## WHAT YOU ARE ASKED TO DO
Strip the pictures and reproduce the rest of the listing exactly.
_ _ _ _ _
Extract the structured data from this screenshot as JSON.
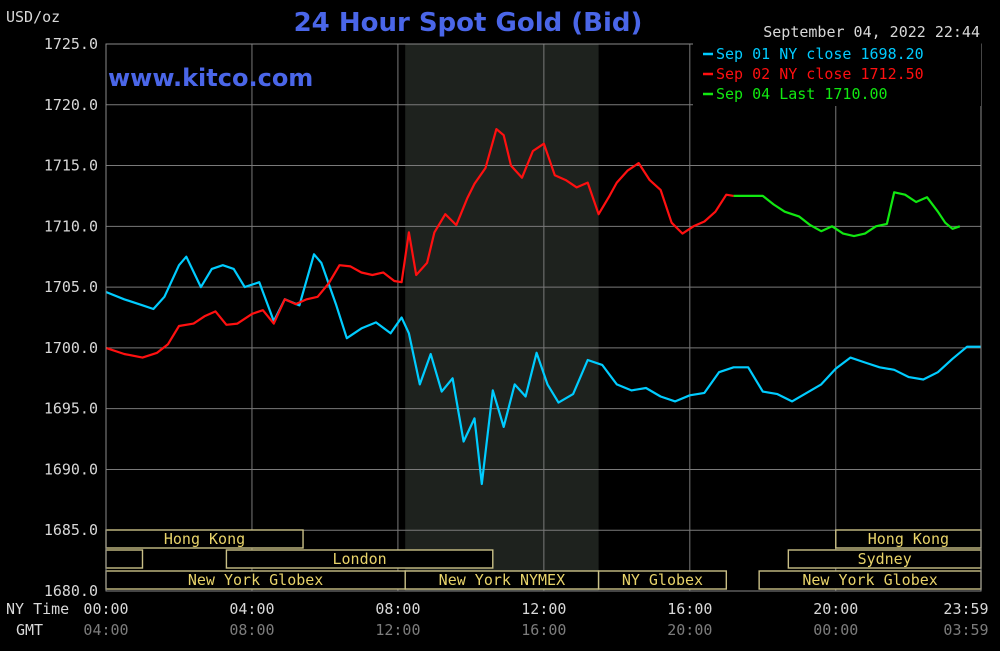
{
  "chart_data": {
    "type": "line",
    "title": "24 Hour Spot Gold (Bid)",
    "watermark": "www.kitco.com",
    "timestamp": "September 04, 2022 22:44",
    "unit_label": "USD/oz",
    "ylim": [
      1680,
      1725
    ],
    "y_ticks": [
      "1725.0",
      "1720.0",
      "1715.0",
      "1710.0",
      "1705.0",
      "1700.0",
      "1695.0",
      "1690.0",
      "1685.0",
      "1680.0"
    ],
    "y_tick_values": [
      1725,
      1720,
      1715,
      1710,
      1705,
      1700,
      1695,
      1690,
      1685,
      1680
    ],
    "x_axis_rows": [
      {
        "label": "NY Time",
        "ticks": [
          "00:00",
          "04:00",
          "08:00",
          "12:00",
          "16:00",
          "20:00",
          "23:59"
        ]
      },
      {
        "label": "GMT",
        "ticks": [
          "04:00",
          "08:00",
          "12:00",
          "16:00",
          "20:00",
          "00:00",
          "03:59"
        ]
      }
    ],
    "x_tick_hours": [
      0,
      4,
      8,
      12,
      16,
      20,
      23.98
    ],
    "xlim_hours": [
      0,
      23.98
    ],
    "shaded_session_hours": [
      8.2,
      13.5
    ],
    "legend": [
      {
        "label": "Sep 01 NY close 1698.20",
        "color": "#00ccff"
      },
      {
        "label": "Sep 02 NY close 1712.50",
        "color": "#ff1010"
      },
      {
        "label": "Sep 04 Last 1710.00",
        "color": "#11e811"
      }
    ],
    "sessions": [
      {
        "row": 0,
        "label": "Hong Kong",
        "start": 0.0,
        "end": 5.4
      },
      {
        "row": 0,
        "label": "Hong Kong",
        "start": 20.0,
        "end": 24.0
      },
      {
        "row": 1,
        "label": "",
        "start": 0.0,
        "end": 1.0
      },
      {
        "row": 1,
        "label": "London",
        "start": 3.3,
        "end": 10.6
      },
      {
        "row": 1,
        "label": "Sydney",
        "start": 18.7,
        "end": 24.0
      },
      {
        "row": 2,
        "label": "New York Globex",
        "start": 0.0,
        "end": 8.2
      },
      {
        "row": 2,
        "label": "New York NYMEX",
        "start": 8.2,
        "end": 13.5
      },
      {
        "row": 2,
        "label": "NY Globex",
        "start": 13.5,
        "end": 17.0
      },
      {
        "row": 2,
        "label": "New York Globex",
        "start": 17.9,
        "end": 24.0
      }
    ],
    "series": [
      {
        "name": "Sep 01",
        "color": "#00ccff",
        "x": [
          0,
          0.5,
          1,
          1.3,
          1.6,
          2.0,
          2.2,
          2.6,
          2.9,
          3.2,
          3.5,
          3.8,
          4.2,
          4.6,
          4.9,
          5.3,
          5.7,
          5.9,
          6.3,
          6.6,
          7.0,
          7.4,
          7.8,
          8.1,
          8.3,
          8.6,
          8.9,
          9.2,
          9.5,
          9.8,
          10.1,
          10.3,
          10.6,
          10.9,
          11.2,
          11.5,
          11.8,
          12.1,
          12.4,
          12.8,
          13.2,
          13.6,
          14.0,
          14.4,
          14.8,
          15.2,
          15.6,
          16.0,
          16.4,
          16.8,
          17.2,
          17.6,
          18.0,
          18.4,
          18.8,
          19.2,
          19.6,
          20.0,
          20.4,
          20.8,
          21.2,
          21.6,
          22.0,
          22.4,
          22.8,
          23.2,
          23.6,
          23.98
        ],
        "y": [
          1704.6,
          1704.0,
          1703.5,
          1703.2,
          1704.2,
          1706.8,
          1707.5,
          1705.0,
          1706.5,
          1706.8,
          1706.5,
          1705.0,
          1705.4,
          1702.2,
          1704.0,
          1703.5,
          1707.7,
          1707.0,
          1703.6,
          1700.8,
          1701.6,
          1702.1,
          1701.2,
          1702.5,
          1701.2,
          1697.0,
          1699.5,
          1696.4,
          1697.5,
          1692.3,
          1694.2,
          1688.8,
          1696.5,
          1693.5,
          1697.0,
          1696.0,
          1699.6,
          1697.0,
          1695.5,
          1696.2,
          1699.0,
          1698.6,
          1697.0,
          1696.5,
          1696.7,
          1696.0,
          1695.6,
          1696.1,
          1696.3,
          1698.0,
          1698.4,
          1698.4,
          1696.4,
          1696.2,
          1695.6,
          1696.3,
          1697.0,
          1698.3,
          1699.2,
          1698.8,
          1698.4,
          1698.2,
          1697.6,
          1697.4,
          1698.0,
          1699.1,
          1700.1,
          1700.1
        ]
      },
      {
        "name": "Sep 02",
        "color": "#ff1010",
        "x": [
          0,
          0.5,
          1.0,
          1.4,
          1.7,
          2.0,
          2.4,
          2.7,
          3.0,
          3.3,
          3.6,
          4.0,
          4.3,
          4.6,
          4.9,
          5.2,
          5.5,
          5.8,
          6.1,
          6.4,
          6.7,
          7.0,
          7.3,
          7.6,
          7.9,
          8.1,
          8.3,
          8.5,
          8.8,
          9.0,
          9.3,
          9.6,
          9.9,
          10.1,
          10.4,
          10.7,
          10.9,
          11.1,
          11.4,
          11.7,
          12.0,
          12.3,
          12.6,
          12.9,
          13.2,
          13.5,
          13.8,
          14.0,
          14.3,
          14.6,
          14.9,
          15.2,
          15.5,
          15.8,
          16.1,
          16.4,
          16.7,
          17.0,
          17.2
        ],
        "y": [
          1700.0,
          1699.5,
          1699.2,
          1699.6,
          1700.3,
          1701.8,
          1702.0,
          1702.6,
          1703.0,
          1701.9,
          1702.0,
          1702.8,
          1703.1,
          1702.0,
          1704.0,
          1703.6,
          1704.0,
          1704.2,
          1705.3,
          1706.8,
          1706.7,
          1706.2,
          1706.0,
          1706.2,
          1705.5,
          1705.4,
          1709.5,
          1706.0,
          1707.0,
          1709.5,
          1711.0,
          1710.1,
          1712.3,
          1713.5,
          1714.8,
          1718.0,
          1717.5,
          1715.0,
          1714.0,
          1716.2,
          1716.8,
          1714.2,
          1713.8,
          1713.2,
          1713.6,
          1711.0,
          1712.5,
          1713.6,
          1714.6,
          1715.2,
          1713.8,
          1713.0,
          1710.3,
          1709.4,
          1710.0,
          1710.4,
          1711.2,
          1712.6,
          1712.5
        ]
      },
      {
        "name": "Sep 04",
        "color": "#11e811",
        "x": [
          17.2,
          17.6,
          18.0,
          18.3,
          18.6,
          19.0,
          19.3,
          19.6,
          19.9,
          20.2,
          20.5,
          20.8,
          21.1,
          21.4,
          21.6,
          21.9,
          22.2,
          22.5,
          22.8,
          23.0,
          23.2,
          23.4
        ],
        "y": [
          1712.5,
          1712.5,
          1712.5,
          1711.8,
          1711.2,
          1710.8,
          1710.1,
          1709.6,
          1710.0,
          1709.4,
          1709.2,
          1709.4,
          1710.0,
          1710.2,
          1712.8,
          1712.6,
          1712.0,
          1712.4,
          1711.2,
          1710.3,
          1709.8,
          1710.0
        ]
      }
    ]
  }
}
_ _ _ _ _
## COMPLETED TASK
Extract the structured data from this screenshot as JSON.
{
  "chart_data": {
    "type": "line",
    "title": "24 Hour Spot Gold (Bid)",
    "watermark": "www.kitco.com",
    "timestamp": "September 04, 2022 22:44",
    "unit_label": "USD/oz",
    "ylim": [
      1680,
      1725
    ],
    "y_ticks": [
      "1725.0",
      "1720.0",
      "1715.0",
      "1710.0",
      "1705.0",
      "1700.0",
      "1695.0",
      "1690.0",
      "1685.0",
      "1680.0"
    ],
    "y_tick_values": [
      1725,
      1720,
      1715,
      1710,
      1705,
      1700,
      1695,
      1690,
      1685,
      1680
    ],
    "x_axis_rows": [
      {
        "label": "NY Time",
        "ticks": [
          "00:00",
          "04:00",
          "08:00",
          "12:00",
          "16:00",
          "20:00",
          "23:59"
        ]
      },
      {
        "label": "GMT",
        "ticks": [
          "04:00",
          "08:00",
          "12:00",
          "16:00",
          "20:00",
          "00:00",
          "03:59"
        ]
      }
    ],
    "x_tick_hours": [
      0,
      4,
      8,
      12,
      16,
      20,
      23.98
    ],
    "xlim_hours": [
      0,
      23.98
    ],
    "shaded_session_hours": [
      8.2,
      13.5
    ],
    "legend": [
      {
        "label": "Sep 01 NY close 1698.20",
        "color": "#00ccff"
      },
      {
        "label": "Sep 02 NY close 1712.50",
        "color": "#ff1010"
      },
      {
        "label": "Sep 04 Last 1710.00",
        "color": "#11e811"
      }
    ],
    "sessions": [
      {
        "row": 0,
        "label": "Hong Kong",
        "start": 0.0,
        "end": 5.4
      },
      {
        "row": 0,
        "label": "Hong Kong",
        "start": 20.0,
        "end": 24.0
      },
      {
        "row": 1,
        "label": "",
        "start": 0.0,
        "end": 1.0
      },
      {
        "row": 1,
        "label": "London",
        "start": 3.3,
        "end": 10.6
      },
      {
        "row": 1,
        "label": "Sydney",
        "start": 18.7,
        "end": 24.0
      },
      {
        "row": 2,
        "label": "New York Globex",
        "start": 0.0,
        "end": 8.2
      },
      {
        "row": 2,
        "label": "New York NYMEX",
        "start": 8.2,
        "end": 13.5
      },
      {
        "row": 2,
        "label": "NY Globex",
        "start": 13.5,
        "end": 17.0
      },
      {
        "row": 2,
        "label": "New York Globex",
        "start": 17.9,
        "end": 24.0
      }
    ],
    "series": [
      {
        "name": "Sep 01",
        "color": "#00ccff",
        "x": [
          0,
          0.5,
          1,
          1.3,
          1.6,
          2.0,
          2.2,
          2.6,
          2.9,
          3.2,
          3.5,
          3.8,
          4.2,
          4.6,
          4.9,
          5.3,
          5.7,
          5.9,
          6.3,
          6.6,
          7.0,
          7.4,
          7.8,
          8.1,
          8.3,
          8.6,
          8.9,
          9.2,
          9.5,
          9.8,
          10.1,
          10.3,
          10.6,
          10.9,
          11.2,
          11.5,
          11.8,
          12.1,
          12.4,
          12.8,
          13.2,
          13.6,
          14.0,
          14.4,
          14.8,
          15.2,
          15.6,
          16.0,
          16.4,
          16.8,
          17.2,
          17.6,
          18.0,
          18.4,
          18.8,
          19.2,
          19.6,
          20.0,
          20.4,
          20.8,
          21.2,
          21.6,
          22.0,
          22.4,
          22.8,
          23.2,
          23.6,
          23.98
        ],
        "y": [
          1704.6,
          1704.0,
          1703.5,
          1703.2,
          1704.2,
          1706.8,
          1707.5,
          1705.0,
          1706.5,
          1706.8,
          1706.5,
          1705.0,
          1705.4,
          1702.2,
          1704.0,
          1703.5,
          1707.7,
          1707.0,
          1703.6,
          1700.8,
          1701.6,
          1702.1,
          1701.2,
          1702.5,
          1701.2,
          1697.0,
          1699.5,
          1696.4,
          1697.5,
          1692.3,
          1694.2,
          1688.8,
          1696.5,
          1693.5,
          1697.0,
          1696.0,
          1699.6,
          1697.0,
          1695.5,
          1696.2,
          1699.0,
          1698.6,
          1697.0,
          1696.5,
          1696.7,
          1696.0,
          1695.6,
          1696.1,
          1696.3,
          1698.0,
          1698.4,
          1698.4,
          1696.4,
          1696.2,
          1695.6,
          1696.3,
          1697.0,
          1698.3,
          1699.2,
          1698.8,
          1698.4,
          1698.2,
          1697.6,
          1697.4,
          1698.0,
          1699.1,
          1700.1,
          1700.1
        ]
      },
      {
        "name": "Sep 02",
        "color": "#ff1010",
        "x": [
          0,
          0.5,
          1.0,
          1.4,
          1.7,
          2.0,
          2.4,
          2.7,
          3.0,
          3.3,
          3.6,
          4.0,
          4.3,
          4.6,
          4.9,
          5.2,
          5.5,
          5.8,
          6.1,
          6.4,
          6.7,
          7.0,
          7.3,
          7.6,
          7.9,
          8.1,
          8.3,
          8.5,
          8.8,
          9.0,
          9.3,
          9.6,
          9.9,
          10.1,
          10.4,
          10.7,
          10.9,
          11.1,
          11.4,
          11.7,
          12.0,
          12.3,
          12.6,
          12.9,
          13.2,
          13.5,
          13.8,
          14.0,
          14.3,
          14.6,
          14.9,
          15.2,
          15.5,
          15.8,
          16.1,
          16.4,
          16.7,
          17.0,
          17.2
        ],
        "y": [
          1700.0,
          1699.5,
          1699.2,
          1699.6,
          1700.3,
          1701.8,
          1702.0,
          1702.6,
          1703.0,
          1701.9,
          1702.0,
          1702.8,
          1703.1,
          1702.0,
          1704.0,
          1703.6,
          1704.0,
          1704.2,
          1705.3,
          1706.8,
          1706.7,
          1706.2,
          1706.0,
          1706.2,
          1705.5,
          1705.4,
          1709.5,
          1706.0,
          1707.0,
          1709.5,
          1711.0,
          1710.1,
          1712.3,
          1713.5,
          1714.8,
          1718.0,
          1717.5,
          1715.0,
          1714.0,
          1716.2,
          1716.8,
          1714.2,
          1713.8,
          1713.2,
          1713.6,
          1711.0,
          1712.5,
          1713.6,
          1714.6,
          1715.2,
          1713.8,
          1713.0,
          1710.3,
          1709.4,
          1710.0,
          1710.4,
          1711.2,
          1712.6,
          1712.5
        ]
      },
      {
        "name": "Sep 04",
        "color": "#11e811",
        "x": [
          17.2,
          17.6,
          18.0,
          18.3,
          18.6,
          19.0,
          19.3,
          19.6,
          19.9,
          20.2,
          20.5,
          20.8,
          21.1,
          21.4,
          21.6,
          21.9,
          22.2,
          22.5,
          22.8,
          23.0,
          23.2,
          23.4
        ],
        "y": [
          1712.5,
          1712.5,
          1712.5,
          1711.8,
          1711.2,
          1710.8,
          1710.1,
          1709.6,
          1710.0,
          1709.4,
          1709.2,
          1709.4,
          1710.0,
          1710.2,
          1712.8,
          1712.6,
          1712.0,
          1712.4,
          1711.2,
          1710.3,
          1709.8,
          1710.0
        ]
      }
    ]
  }
}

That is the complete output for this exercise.